## REQUIREMENT
Retype everything in the listing, leaving each line exactly as it is.

## SUPPLIED MATERIAL
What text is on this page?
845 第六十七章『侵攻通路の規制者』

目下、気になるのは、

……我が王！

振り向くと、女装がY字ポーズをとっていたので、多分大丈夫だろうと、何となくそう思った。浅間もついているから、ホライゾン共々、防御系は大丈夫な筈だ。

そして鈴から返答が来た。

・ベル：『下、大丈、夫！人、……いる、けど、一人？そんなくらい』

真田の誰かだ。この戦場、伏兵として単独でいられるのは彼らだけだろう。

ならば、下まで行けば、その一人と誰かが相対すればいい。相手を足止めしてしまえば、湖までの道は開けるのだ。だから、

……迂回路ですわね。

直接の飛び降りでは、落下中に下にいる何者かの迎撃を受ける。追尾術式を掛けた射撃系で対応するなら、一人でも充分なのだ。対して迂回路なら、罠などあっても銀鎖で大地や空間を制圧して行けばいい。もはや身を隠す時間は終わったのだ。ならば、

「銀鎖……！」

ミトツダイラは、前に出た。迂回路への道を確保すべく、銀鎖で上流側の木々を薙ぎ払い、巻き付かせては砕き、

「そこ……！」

## RESULT
What text is on this page?
845 第六十七章『侵攻通路の規制者』

目下、気になるのは、

……我が王！

振り向くと、女装がY字ポーズをとっていたので、多分大丈夫だろうと、何となくそう思った。浅間もついているから、ホライゾン共々、防御系は大丈夫な筈だ。

そして鈴から返答が来た。

・ベル：『下、大丈、夫！人、……いる、けど、一人？そんなくらい』

真田の誰かだ。この戦場、伏兵として単独でいられるのは彼らだけだろう。

ならば、下まで行けば、その一人と誰かが相対すればいい。相手を足止めしてしまえば、湖までの道は開けるのだ。だから、

……迂回路ですわね。

直接の飛び降りでは、落下中に下にいる何者かの迎撃を受ける。追尾術式を掛けた射撃系で対応するなら、一人でも充分なのだ。対して迂回路なら、罠などあっても銀鎖で大地や空間を制圧して行けばいい。もはや身を隠す時間は終わったのだ。ならば、

「銀鎖……！」

ミトツダイラは、前に出た。迂回路への道を確保すべく、銀鎖で上流側の木々を薙ぎ払い、巻き付かせては砕き、

「そこ……！」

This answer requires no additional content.